* [EXTRACTED DATA]

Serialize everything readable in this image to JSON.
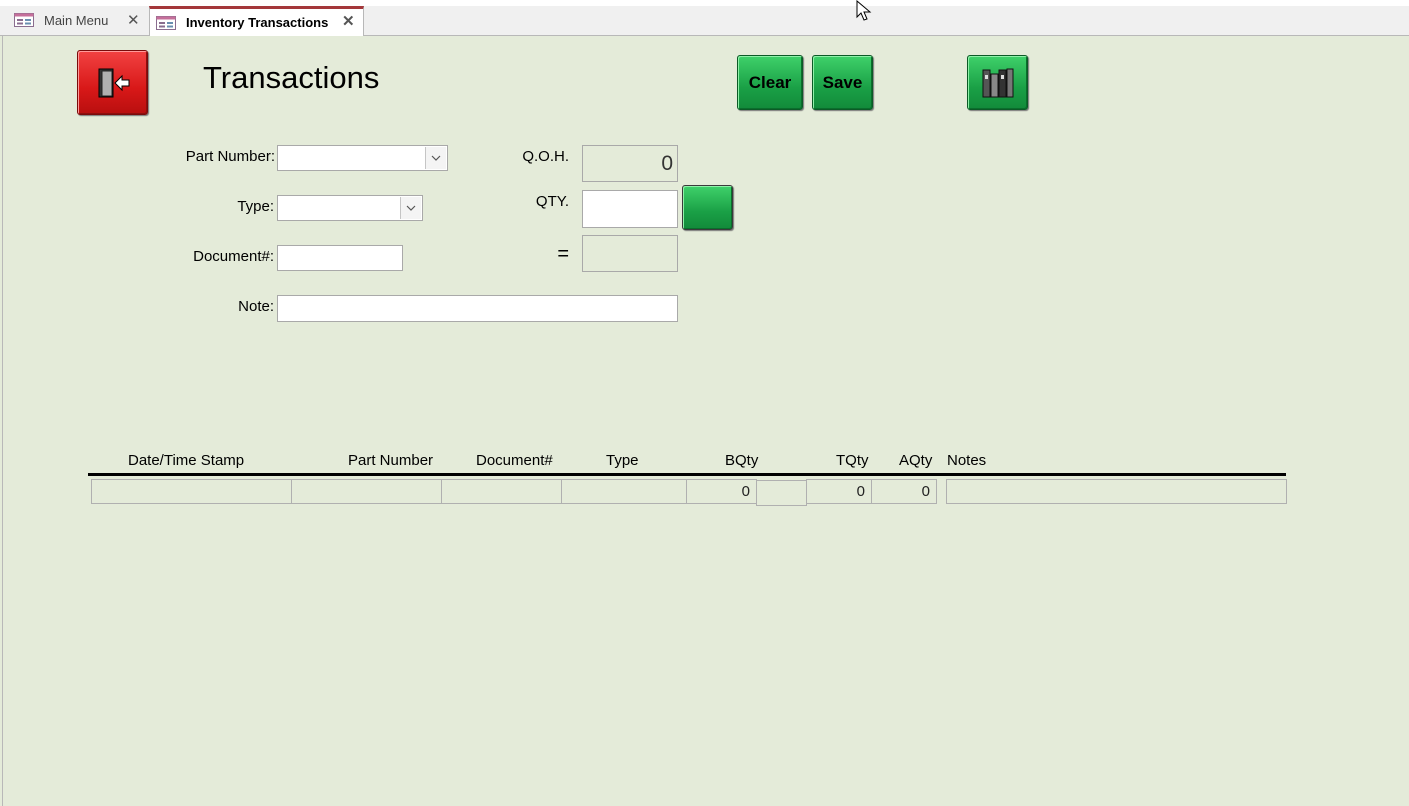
{
  "tabs": [
    {
      "label": "Main Menu",
      "active": false
    },
    {
      "label": "Inventory Transactions",
      "active": true
    }
  ],
  "form": {
    "title": "Transactions",
    "exit_icon": "exit-door-icon",
    "clear_label": "Clear",
    "save_label": "Save",
    "library_icon": "books-icon",
    "part_number_label": "Part Number:",
    "part_number_value": "",
    "type_label": "Type:",
    "type_value": "",
    "document_label": "Document#:",
    "document_value": "",
    "note_label": "Note:",
    "note_value": "",
    "qoh_label": "Q.O.H.",
    "qoh_value": "0",
    "qty_label": "QTY.",
    "qty_value": "",
    "equals_label": "=",
    "result_value": ""
  },
  "table": {
    "columns": [
      "Date/Time Stamp",
      "Part Number",
      "Document#",
      "Type",
      "BQty",
      "TQty",
      "AQty",
      "Notes"
    ],
    "rows": [
      {
        "datetime": "",
        "part_number": "",
        "document": "",
        "type": "",
        "bqty": "0",
        "extra": "",
        "tqty": "0",
        "aqty": "0",
        "notes": ""
      }
    ]
  },
  "colors": {
    "background": "#e4ebd9",
    "green_button": "#1aa046",
    "red_button": "#d81818",
    "active_tab_accent": "#a4373a"
  }
}
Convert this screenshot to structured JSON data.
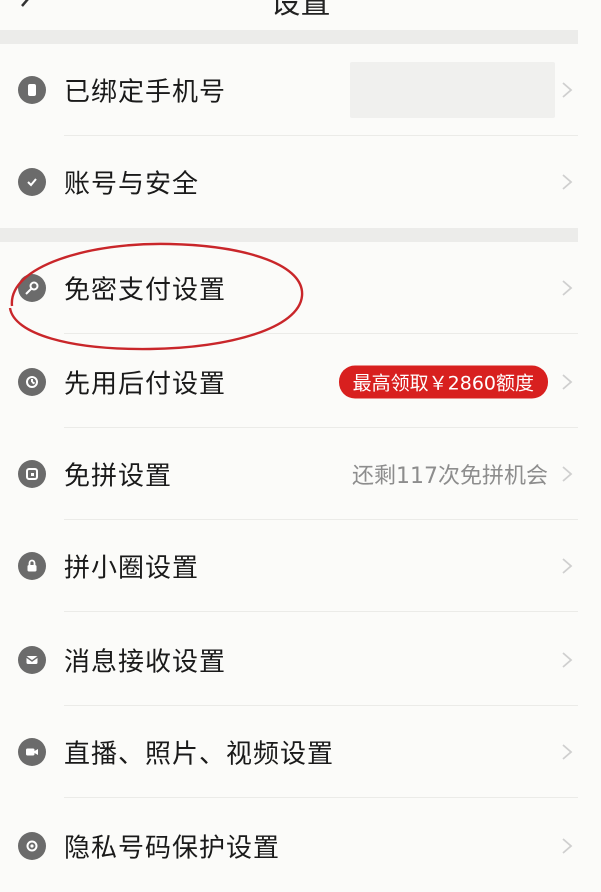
{
  "header": {
    "title": "设置",
    "back_icon": "back-arrow-icon"
  },
  "sections": [
    {
      "items": [
        {
          "label": "已绑定手机号",
          "icon": "phone-icon",
          "value_hidden": true
        },
        {
          "label": "账号与安全",
          "icon": "shield-check-icon"
        }
      ]
    },
    {
      "items": [
        {
          "label": "免密支付设置",
          "icon": "key-icon",
          "highlighted": true
        },
        {
          "label": "先用后付设置",
          "icon": "pay-later-icon",
          "badge": "最高领取￥2860额度"
        },
        {
          "label": "免拼设置",
          "icon": "group-card-icon",
          "right_text": "还剩117次免拼机会"
        },
        {
          "label": "拼小圈设置",
          "icon": "lock-icon"
        },
        {
          "label": "消息接收设置",
          "icon": "message-icon"
        },
        {
          "label": "直播、照片、视频设置",
          "icon": "video-camera-icon"
        },
        {
          "label": "隐私号码保护设置",
          "icon": "privacy-shield-icon"
        }
      ]
    }
  ],
  "colors": {
    "badge_bg": "#d8201f",
    "icon": "#6b6b6b",
    "highlight_oval": "#c9262a"
  }
}
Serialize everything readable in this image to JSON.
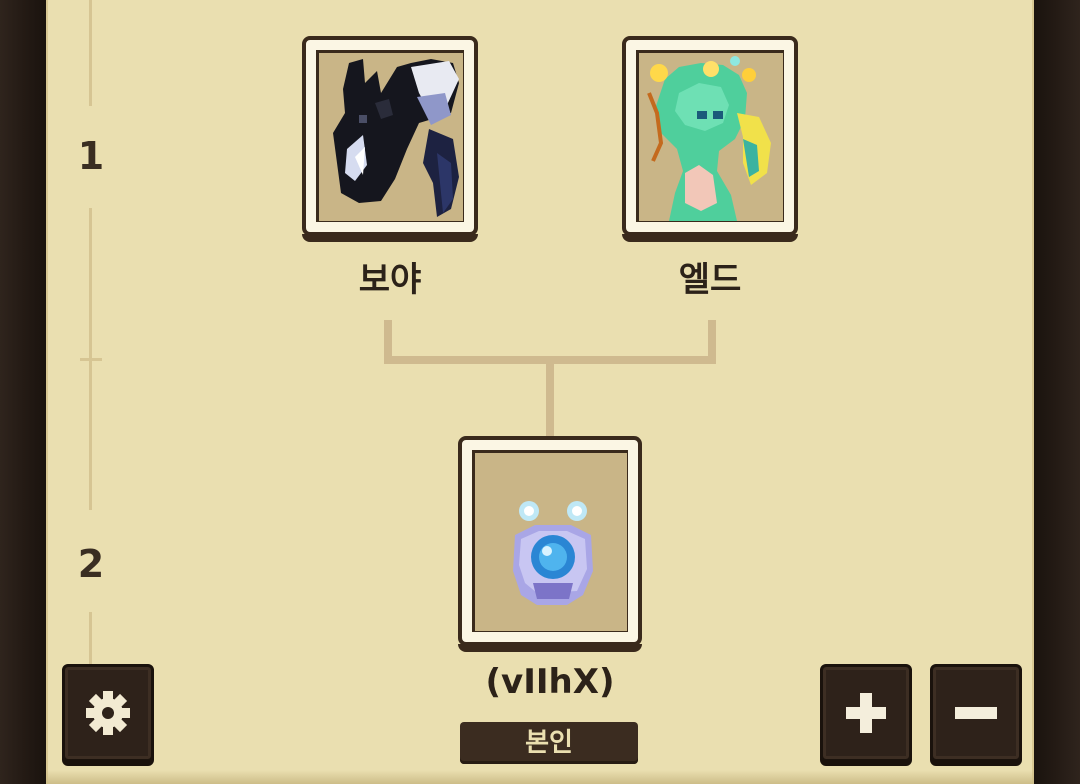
{
  "generation_labels": [
    "1",
    "2"
  ],
  "parents": [
    {
      "name": "보야",
      "portrait": "black-dragon-icon"
    },
    {
      "name": "엘드",
      "portrait": "green-dragon-icon"
    }
  ],
  "child": {
    "name": "(vIIhX)",
    "portrait": "blue-egg-icon",
    "tag": "본인"
  },
  "controls": {
    "settings": "gear-icon",
    "zoom_in": "plus-icon",
    "zoom_out": "minus-icon"
  },
  "colors": {
    "panel": "#eadfb0",
    "frame": "#2b2019",
    "card_border": "#3a2a1c",
    "connector": "#cfba8f",
    "text": "#2c2219"
  }
}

* [DIRECTIONS]
Reproduce the material word for word, minus the images.

* [WRITTEN ANSWER]
Serialize everything readable in this image to JSON.
{
  "tabs": [
    {
      "label": "Main Menu",
      "active": false
    },
    {
      "label": "Inventory Transactions",
      "active": true
    }
  ],
  "form": {
    "title": "Transactions",
    "exit_icon": "exit-door-icon",
    "clear_label": "Clear",
    "save_label": "Save",
    "library_icon": "books-icon",
    "part_number_label": "Part Number:",
    "part_number_value": "",
    "type_label": "Type:",
    "type_value": "",
    "document_label": "Document#:",
    "document_value": "",
    "note_label": "Note:",
    "note_value": "",
    "qoh_label": "Q.O.H.",
    "qoh_value": "0",
    "qty_label": "QTY.",
    "qty_value": "",
    "equals_label": "=",
    "result_value": ""
  },
  "table": {
    "columns": [
      "Date/Time Stamp",
      "Part Number",
      "Document#",
      "Type",
      "BQty",
      "TQty",
      "AQty",
      "Notes"
    ],
    "rows": [
      {
        "datetime": "",
        "part_number": "",
        "document": "",
        "type": "",
        "bqty": "0",
        "extra": "",
        "tqty": "0",
        "aqty": "0",
        "notes": ""
      }
    ]
  },
  "colors": {
    "background": "#e4ebd9",
    "green_button": "#1aa046",
    "red_button": "#d81818",
    "active_tab_accent": "#a4373a"
  }
}
Convert this screenshot to structured JSON data.
{
  "header": {
    "title": "设置",
    "back_icon": "back-arrow-icon"
  },
  "sections": [
    {
      "items": [
        {
          "label": "已绑定手机号",
          "icon": "phone-icon",
          "value_hidden": true
        },
        {
          "label": "账号与安全",
          "icon": "shield-check-icon"
        }
      ]
    },
    {
      "items": [
        {
          "label": "免密支付设置",
          "icon": "key-icon",
          "highlighted": true
        },
        {
          "label": "先用后付设置",
          "icon": "pay-later-icon",
          "badge": "最高领取￥2860额度"
        },
        {
          "label": "免拼设置",
          "icon": "group-card-icon",
          "right_text": "还剩117次免拼机会"
        },
        {
          "label": "拼小圈设置",
          "icon": "lock-icon"
        },
        {
          "label": "消息接收设置",
          "icon": "message-icon"
        },
        {
          "label": "直播、照片、视频设置",
          "icon": "video-camera-icon"
        },
        {
          "label": "隐私号码保护设置",
          "icon": "privacy-shield-icon"
        }
      ]
    }
  ],
  "colors": {
    "badge_bg": "#d8201f",
    "icon": "#6b6b6b",
    "highlight_oval": "#c9262a"
  }
}
Serialize everything readable in this image to JSON.
{
  "generation_labels": [
    "1",
    "2"
  ],
  "parents": [
    {
      "name": "보야",
      "portrait": "black-dragon-icon"
    },
    {
      "name": "엘드",
      "portrait": "green-dragon-icon"
    }
  ],
  "child": {
    "name": "(vIIhX)",
    "portrait": "blue-egg-icon",
    "tag": "본인"
  },
  "controls": {
    "settings": "gear-icon",
    "zoom_in": "plus-icon",
    "zoom_out": "minus-icon"
  },
  "colors": {
    "panel": "#eadfb0",
    "frame": "#2b2019",
    "card_border": "#3a2a1c",
    "connector": "#cfba8f",
    "text": "#2c2219"
  }
}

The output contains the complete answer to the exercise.